## YOUR OBJECTIVE
Please retype the data in full and exactly; the pictures are not part of the copy.

BEGIN DATA IN THIS EXERCISE

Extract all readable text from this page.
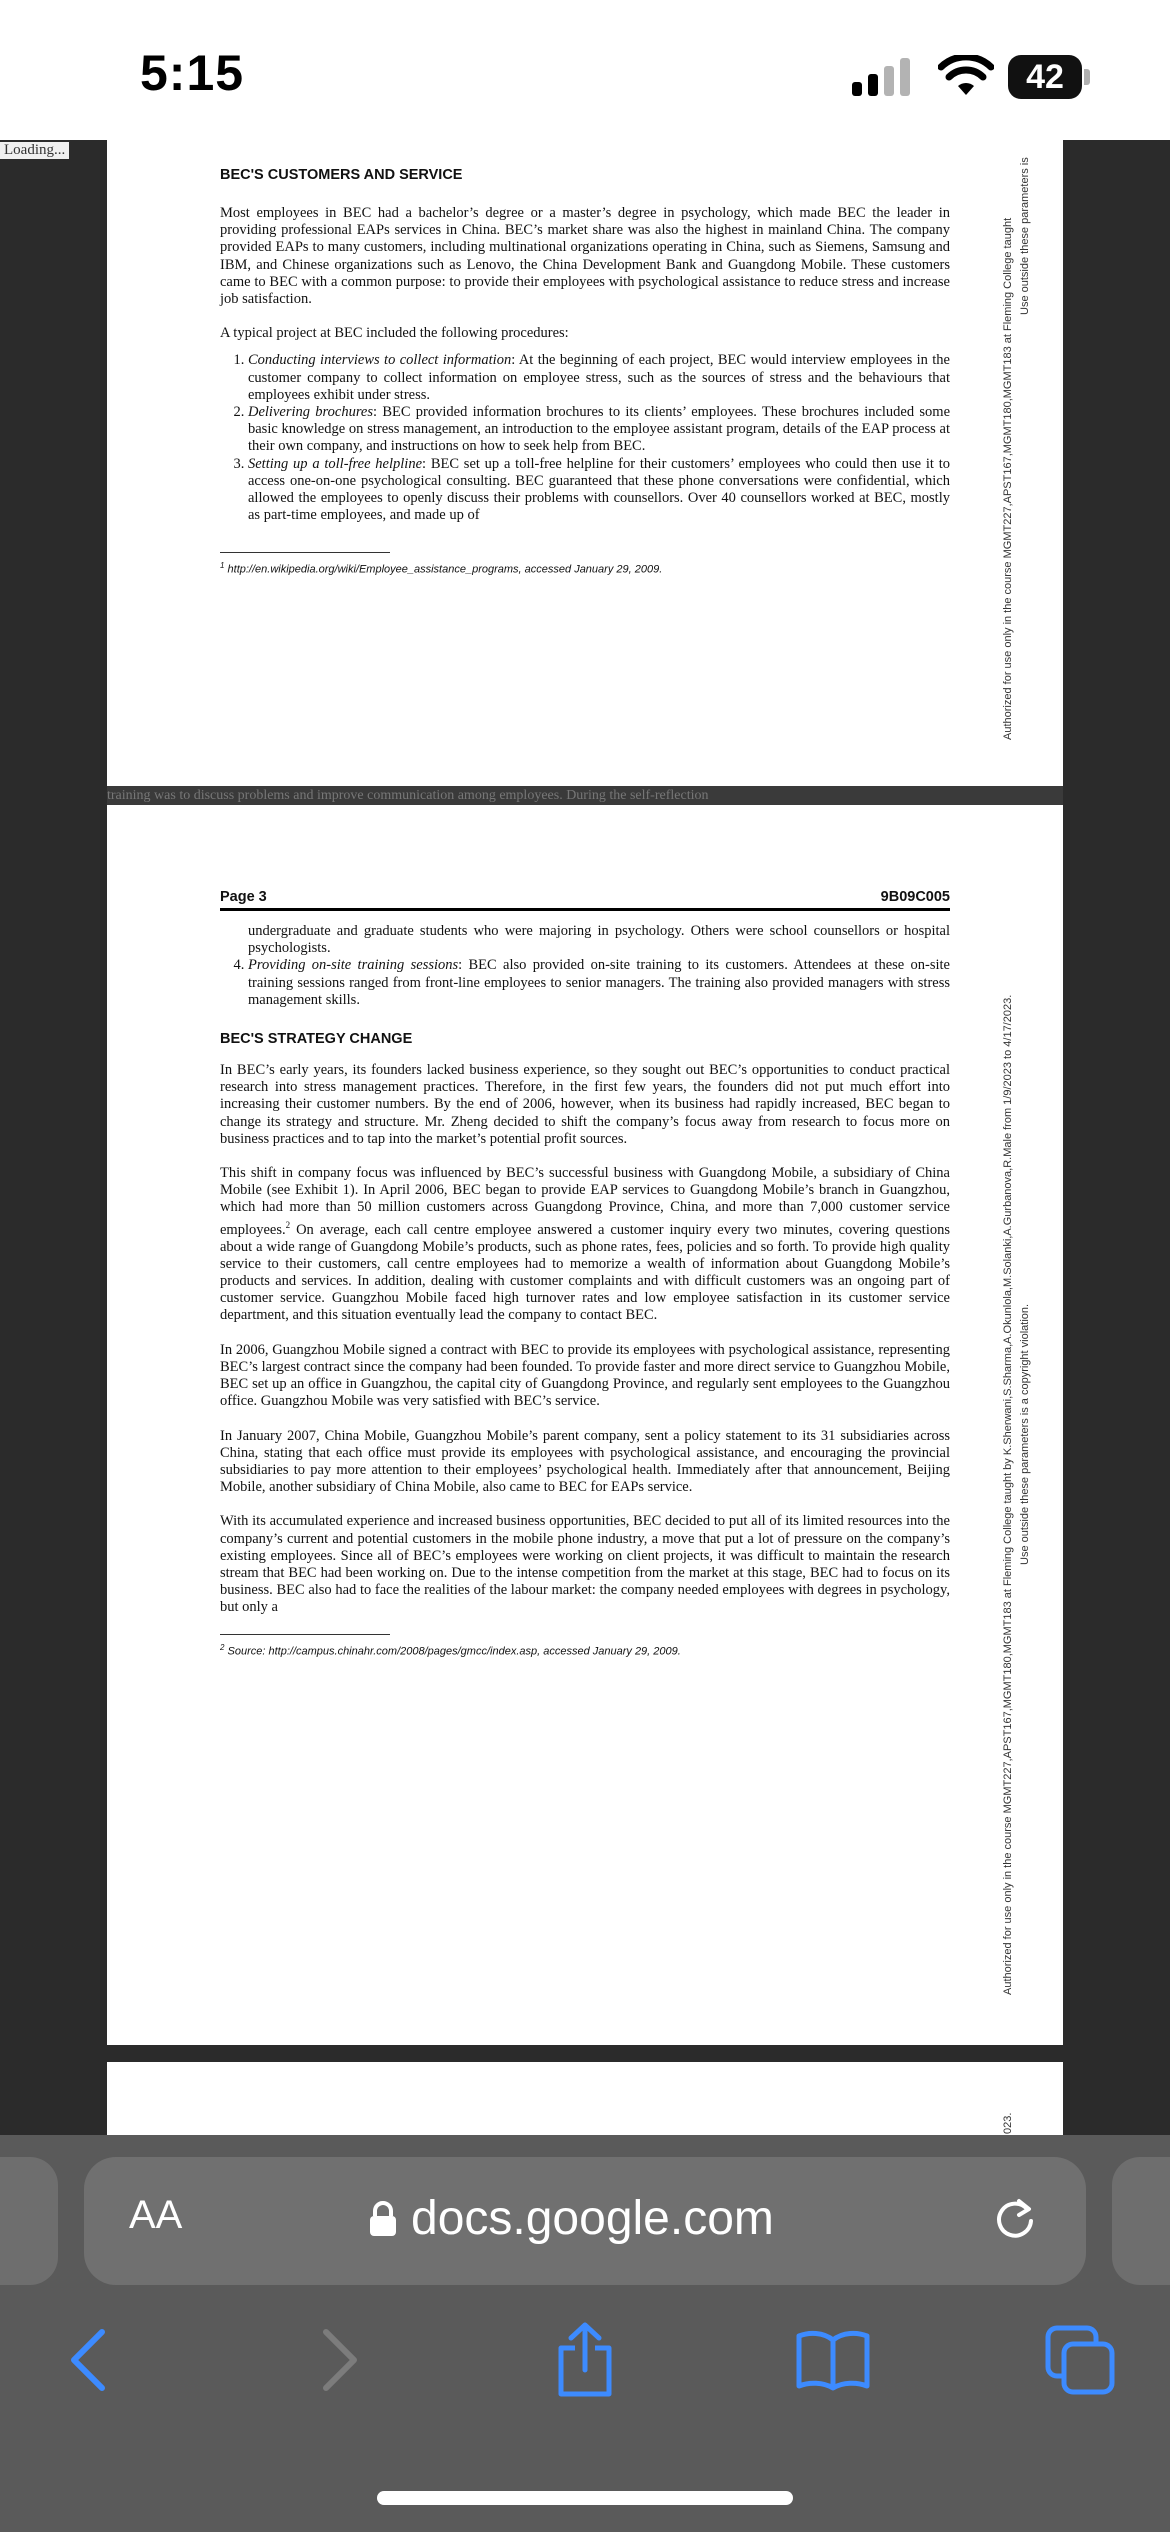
5:15	42
Loading...
BEC'S CUSTOMERS AND SERVICE

Most employees in BEC had a bachelor’s degree or a master’s degree in psychology, which made BEC the leader in providing professional EAPs services in China. BEC’s market share was also the highest in mainland China. The company provided EAPs to many customers, including multinational organizations operating in China, such as Siemens, Samsung and IBM, and Chinese organizations such as Lenovo, the China Development Bank and Guangdong Mobile. These customers came to BEC with a common purpose: to provide their employees with psychological assistance to reduce stress and increase job satisfaction.

A typical project at BEC included the following procedures:

1. Conducting interviews to collect information: At the beginning of each project, BEC would interview employees in the customer company to collect information on employee stress, such as the sources of stress and the behaviours that employees exhibit under stress.
2. Delivering brochures: BEC provided information brochures to its clients’ employees. These brochures included some basic knowledge on stress management, an introduction to the employee assistant program, details of the EAP process at their own company, and instructions on how to seek help from BEC.
3. Setting up a toll-free helpline: BEC set up a toll-free helpline for their customers’ employees who could then use it to access one-on-one psychological consulting. BEC guaranteed that these phone conversations were confidential, which allowed the employees to openly discuss their problems with counsellors. Over 40 counsellors worked at BEC, mostly as part-time employees, and made up of
$^1$ http://en.wikipedia.org/wiki/Employee_assistance_programs, accessed January 29, 2009.	Authorized for use only in the course MGMT227,APST167,MGMT180,MGMT183 at Fleming College taught Use outside these parameters is
training was to discuss problems and improve communication among employees. During the self-reflection
Page 3	9B09C005
undergraduate and graduate students who were majoring in psychology. Others were school counsellors or hospital psychologists.
4. Providing on-site training sessions: BEC also provided on-site training to its customers. Attendees at these on-site training sessions ranged from front-line employees to senior managers. The training also provided managers with stress management skills.
BEC'S STRATEGY CHANGE

In BEC’s early years, its founders lacked business experience, so they sought out BEC’s opportunities to conduct practical research into stress management practices. Therefore, in the first few years, the founders did not put much effort into increasing their customer numbers. By the end of 2006, however, when its business had rapidly increased, BEC began to change its strategy and structure. Mr. Zheng decided to shift the company’s focus away from research to focus more on business practices and to tap into the market’s potential profit sources.

This shift in company focus was influenced by BEC’s successful business with Guangdong Mobile, a subsidiary of China Mobile (see Exhibit 1). In April 2006, BEC began to provide EAP services to Guangdong Mobile’s branch in Guangzhou, which had more than 50 million customers across Guangdong Province, China, and more than 7,000 customer service employees.$^2$ On average, each call centre employee answered a customer inquiry every two minutes, covering questions about a wide range of Guangdong Mobile’s products, such as phone rates, fees, policies and so forth. To provide high quality service to their customers, call centre employees had to memorize a wealth of information about Guangdong Mobile’s products and services. In addition, dealing with customer complaints and with difficult customers was an ongoing part of customer service. Guangzhou Mobile faced high turnover rates and low employee satisfaction in its customer service department, and this situation eventually lead the company to contact BEC.

In 2006, Guangzhou Mobile signed a contract with BEC to provide its employees with psychological assistance, representing BEC’s largest contract since the company had been founded. To provide faster and more direct service to Guangzhou Mobile, BEC set up an office in Guangzhou, the capital city of Guangdong Province, and regularly sent employees to the Guangzhou office. Guangzhou Mobile was very satisfied with BEC’s service.

In January 2007, China Mobile, Guangzhou Mobile’s parent company, sent a policy statement to its 31 subsidiaries across China, stating that each office must provide its employees with psychological assistance, and encouraging the provincial subsidiaries to pay more attention to their employees’ psychological health. Immediately after that announcement, Beijing Mobile, another subsidiary of China Mobile, also came to BEC for EAPs service.

With its accumulated experience and increased business opportunities, BEC decided to put all of its limited resources into the company’s current and potential customers in the mobile phone industry, a move that put a lot of pressure on the company’s existing employees. Since all of BEC’s employees were working on client projects, it was difficult to maintain the research stream that BEC had been working on. Due to the intense competition from the market at this stage, BEC had to focus on its business. BEC also had to face the realities of the labour market: the company needed employees with degrees in psychology, but only a

$^2$ Source: http://campus.chinahr.com/2008/pages/gmcc/index.asp, accessed January 29, 2009.	Authorized for use only in the course MGMT227,APST167,MGMT180,MGMT183 at Fleming College taught by K.Sherwani,S.Sharma,A.Okunlola,M.Solanki,A.Gurbanova,R.Male from 1/9/2023 to 4/17/2023. Use outside these parameters is a copyright violation.
023.
AA	docs.google.com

END DATA IN THIS EXERCISE

## SOLVED PROBLEM
Extract all readable text from this page.
5:15	42
Loading...
BEC'S CUSTOMERS AND SERVICE

Most employees in BEC had a bachelor’s degree or a master’s degree in psychology, which made BEC the leader in providing professional EAPs services in China. BEC’s market share was also the highest in mainland China. The company provided EAPs to many customers, including multinational organizations operating in China, such as Siemens, Samsung and IBM, and Chinese organizations such as Lenovo, the China Development Bank and Guangdong Mobile. These customers came to BEC with a common purpose: to provide their employees with psychological assistance to reduce stress and increase job satisfaction.

A typical project at BEC included the following procedures:

1. Conducting interviews to collect information: At the beginning of each project, BEC would interview employees in the customer company to collect information on employee stress, such as the sources of stress and the behaviours that employees exhibit under stress.
2. Delivering brochures: BEC provided information brochures to its clients’ employees. These brochures included some basic knowledge on stress management, an introduction to the employee assistant program, details of the EAP process at their own company, and instructions on how to seek help from BEC.
3. Setting up a toll-free helpline: BEC set up a toll-free helpline for their customers’ employees who could then use it to access one-on-one psychological consulting. BEC guaranteed that these phone conversations were confidential, which allowed the employees to openly discuss their problems with counsellors. Over 40 counsellors worked at BEC, mostly as part-time employees, and made up of
$^1$ http://en.wikipedia.org/wiki/Employee_assistance_programs, accessed January 29, 2009.	Authorized for use only in the course MGMT227,APST167,MGMT180,MGMT183 at Fleming College taught Use outside these parameters is
training was to discuss problems and improve communication among employees. During the self-reflection
Page 3	9B09C005
undergraduate and graduate students who were majoring in psychology. Others were school counsellors or hospital psychologists.
4. Providing on-site training sessions: BEC also provided on-site training to its customers. Attendees at these on-site training sessions ranged from front-line employees to senior managers. The training also provided managers with stress management skills.
BEC'S STRATEGY CHANGE

In BEC’s early years, its founders lacked business experience, so they sought out BEC’s opportunities to conduct practical research into stress management practices. Therefore, in the first few years, the founders did not put much effort into increasing their customer numbers. By the end of 2006, however, when its business had rapidly increased, BEC began to change its strategy and structure. Mr. Zheng decided to shift the company’s focus away from research to focus more on business practices and to tap into the market’s potential profit sources.

This shift in company focus was influenced by BEC’s successful business with Guangdong Mobile, a subsidiary of China Mobile (see Exhibit 1). In April 2006, BEC began to provide EAP services to Guangdong Mobile’s branch in Guangzhou, which had more than 50 million customers across Guangdong Province, China, and more than 7,000 customer service employees.$^2$ On average, each call centre employee answered a customer inquiry every two minutes, covering questions about a wide range of Guangdong Mobile’s products, such as phone rates, fees, policies and so forth. To provide high quality service to their customers, call centre employees had to memorize a wealth of information about Guangdong Mobile’s products and services. In addition, dealing with customer complaints and with difficult customers was an ongoing part of customer service. Guangzhou Mobile faced high turnover rates and low employee satisfaction in its customer service department, and this situation eventually lead the company to contact BEC.

In 2006, Guangzhou Mobile signed a contract with BEC to provide its employees with psychological assistance, representing BEC’s largest contract since the company had been founded. To provide faster and more direct service to Guangzhou Mobile, BEC set up an office in Guangzhou, the capital city of Guangdong Province, and regularly sent employees to the Guangzhou office. Guangzhou Mobile was very satisfied with BEC’s service.

In January 2007, China Mobile, Guangzhou Mobile’s parent company, sent a policy statement to its 31 subsidiaries across China, stating that each office must provide its employees with psychological assistance, and encouraging the provincial subsidiaries to pay more attention to their employees’ psychological health. Immediately after that announcement, Beijing Mobile, another subsidiary of China Mobile, also came to BEC for EAPs service.

With its accumulated experience and increased business opportunities, BEC decided to put all of its limited resources into the company’s current and potential customers in the mobile phone industry, a move that put a lot of pressure on the company’s existing employees. Since all of BEC’s employees were working on client projects, it was difficult to maintain the research stream that BEC had been working on. Due to the intense competition from the market at this stage, BEC had to focus on its business. BEC also had to face the realities of the labour market: the company needed employees with degrees in psychology, but only a

$^2$ Source: http://campus.chinahr.com/2008/pages/gmcc/index.asp, accessed January 29, 2009.	Authorized for use only in the course MGMT227,APST167,MGMT180,MGMT183 at Fleming College taught by K.Sherwani,S.Sharma,A.Okunlola,M.Solanki,A.Gurbanova,R.Male from 1/9/2023 to 4/17/2023. Use outside these parameters is a copyright violation.
023.
AA	docs.google.com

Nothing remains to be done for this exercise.